+++ Information shown
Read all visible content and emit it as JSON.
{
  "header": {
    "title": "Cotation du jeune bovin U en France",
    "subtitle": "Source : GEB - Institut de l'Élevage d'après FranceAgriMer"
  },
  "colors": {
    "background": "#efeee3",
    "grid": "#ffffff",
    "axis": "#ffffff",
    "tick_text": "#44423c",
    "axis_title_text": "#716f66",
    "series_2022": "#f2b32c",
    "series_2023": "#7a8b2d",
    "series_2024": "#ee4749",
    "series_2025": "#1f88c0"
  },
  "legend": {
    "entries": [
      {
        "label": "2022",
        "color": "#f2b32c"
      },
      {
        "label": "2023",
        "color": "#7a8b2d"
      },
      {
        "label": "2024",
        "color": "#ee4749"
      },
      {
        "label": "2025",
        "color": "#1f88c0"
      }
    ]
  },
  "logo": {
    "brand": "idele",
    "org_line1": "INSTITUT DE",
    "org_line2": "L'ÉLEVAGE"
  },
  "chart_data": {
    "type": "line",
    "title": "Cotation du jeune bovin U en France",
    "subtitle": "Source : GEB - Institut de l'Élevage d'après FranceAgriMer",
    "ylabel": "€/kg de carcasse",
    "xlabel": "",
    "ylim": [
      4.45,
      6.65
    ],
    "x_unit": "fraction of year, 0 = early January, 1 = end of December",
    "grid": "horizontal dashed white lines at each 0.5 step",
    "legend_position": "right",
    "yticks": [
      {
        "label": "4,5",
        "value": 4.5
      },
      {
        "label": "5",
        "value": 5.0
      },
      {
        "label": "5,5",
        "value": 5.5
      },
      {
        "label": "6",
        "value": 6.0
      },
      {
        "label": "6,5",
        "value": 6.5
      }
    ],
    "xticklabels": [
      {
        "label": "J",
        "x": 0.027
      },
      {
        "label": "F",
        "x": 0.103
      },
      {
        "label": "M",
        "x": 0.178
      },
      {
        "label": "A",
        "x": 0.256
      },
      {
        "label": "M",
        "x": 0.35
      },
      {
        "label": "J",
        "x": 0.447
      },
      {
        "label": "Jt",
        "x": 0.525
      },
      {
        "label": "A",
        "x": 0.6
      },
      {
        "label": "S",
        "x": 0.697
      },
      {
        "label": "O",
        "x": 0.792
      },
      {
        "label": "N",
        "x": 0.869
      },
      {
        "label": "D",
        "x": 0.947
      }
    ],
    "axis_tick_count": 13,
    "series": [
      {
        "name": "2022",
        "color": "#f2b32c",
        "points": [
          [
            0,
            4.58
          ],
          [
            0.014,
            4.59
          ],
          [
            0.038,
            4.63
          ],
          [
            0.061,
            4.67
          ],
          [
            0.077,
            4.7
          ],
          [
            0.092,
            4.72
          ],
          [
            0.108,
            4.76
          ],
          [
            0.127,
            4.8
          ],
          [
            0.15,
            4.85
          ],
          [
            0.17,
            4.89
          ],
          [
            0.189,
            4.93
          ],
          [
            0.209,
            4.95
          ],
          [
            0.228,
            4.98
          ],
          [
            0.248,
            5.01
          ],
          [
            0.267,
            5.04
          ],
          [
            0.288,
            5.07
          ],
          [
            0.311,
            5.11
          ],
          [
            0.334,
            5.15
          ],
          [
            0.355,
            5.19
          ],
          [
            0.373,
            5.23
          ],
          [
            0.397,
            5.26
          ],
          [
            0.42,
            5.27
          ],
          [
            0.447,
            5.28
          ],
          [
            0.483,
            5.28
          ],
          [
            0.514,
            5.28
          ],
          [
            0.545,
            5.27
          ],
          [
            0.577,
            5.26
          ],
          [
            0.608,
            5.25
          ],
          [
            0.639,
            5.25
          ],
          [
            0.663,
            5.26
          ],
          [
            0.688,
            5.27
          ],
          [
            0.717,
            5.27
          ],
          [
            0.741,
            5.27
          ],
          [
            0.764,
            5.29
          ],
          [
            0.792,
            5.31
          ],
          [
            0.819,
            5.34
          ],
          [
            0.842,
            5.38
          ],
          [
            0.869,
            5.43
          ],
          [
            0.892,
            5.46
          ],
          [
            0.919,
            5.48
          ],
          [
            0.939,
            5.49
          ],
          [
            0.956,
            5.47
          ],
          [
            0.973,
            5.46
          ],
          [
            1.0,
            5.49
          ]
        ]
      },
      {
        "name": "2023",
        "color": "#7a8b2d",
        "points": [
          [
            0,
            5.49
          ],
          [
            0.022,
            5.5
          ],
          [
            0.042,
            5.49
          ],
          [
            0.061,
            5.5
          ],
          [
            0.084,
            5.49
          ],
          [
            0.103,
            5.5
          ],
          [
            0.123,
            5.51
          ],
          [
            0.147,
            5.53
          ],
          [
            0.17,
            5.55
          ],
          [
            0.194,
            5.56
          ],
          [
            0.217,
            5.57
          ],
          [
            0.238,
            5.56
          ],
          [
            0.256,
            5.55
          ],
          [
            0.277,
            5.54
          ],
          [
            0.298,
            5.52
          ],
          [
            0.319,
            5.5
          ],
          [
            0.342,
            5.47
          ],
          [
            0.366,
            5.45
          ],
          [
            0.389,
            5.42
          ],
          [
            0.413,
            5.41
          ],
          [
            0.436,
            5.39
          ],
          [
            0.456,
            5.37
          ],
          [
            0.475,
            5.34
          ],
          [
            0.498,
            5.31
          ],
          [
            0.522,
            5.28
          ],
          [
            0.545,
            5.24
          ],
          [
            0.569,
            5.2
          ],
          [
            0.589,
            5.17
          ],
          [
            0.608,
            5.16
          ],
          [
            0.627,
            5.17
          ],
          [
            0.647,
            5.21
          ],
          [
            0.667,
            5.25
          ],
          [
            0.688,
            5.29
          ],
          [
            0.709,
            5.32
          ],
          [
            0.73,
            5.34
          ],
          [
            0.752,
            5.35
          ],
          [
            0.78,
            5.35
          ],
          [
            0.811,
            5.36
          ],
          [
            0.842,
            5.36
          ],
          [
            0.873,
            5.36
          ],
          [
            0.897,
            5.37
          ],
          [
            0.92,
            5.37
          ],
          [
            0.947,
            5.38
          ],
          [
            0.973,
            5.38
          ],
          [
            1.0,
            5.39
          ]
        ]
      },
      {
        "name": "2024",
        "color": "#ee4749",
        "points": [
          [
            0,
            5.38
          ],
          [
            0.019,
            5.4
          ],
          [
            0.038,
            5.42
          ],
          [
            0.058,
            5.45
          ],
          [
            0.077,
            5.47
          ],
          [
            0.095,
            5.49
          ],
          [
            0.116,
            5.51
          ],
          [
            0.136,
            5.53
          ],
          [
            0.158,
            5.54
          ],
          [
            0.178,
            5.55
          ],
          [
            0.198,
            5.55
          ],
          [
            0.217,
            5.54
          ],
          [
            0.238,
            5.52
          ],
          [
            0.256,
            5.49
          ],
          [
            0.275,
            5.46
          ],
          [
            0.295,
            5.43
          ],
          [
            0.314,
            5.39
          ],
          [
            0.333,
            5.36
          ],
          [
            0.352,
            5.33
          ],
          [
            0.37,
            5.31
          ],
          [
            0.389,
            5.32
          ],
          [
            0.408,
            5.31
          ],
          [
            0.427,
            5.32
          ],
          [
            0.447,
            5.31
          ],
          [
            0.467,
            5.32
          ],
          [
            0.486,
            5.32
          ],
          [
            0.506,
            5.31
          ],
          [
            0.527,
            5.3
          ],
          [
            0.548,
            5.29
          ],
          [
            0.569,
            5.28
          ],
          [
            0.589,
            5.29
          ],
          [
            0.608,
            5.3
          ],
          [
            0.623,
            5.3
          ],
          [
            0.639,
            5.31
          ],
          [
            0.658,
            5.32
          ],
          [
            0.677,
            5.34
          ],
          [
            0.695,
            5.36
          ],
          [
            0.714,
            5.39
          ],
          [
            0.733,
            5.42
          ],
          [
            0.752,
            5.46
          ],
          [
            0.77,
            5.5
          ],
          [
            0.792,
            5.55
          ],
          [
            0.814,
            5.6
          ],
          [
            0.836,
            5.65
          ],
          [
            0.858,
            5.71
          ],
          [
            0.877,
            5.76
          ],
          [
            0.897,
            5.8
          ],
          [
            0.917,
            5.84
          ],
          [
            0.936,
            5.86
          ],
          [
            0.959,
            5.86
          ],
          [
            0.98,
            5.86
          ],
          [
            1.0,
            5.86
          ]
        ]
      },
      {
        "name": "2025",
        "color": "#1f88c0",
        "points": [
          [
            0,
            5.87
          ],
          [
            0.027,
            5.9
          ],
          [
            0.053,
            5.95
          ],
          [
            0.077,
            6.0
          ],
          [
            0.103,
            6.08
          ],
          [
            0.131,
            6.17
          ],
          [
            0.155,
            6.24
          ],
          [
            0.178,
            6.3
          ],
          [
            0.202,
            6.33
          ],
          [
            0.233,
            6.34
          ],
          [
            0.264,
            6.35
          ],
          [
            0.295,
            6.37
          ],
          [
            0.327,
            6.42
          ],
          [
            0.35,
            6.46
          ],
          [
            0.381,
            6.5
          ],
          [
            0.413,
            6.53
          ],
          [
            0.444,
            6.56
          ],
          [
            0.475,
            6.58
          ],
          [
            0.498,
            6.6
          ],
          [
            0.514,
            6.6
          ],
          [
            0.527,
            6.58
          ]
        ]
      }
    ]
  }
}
++++++
Problem to solve: Among the lines of the data above, determine how many contain the word "après". Report the number alone.

The answer: 2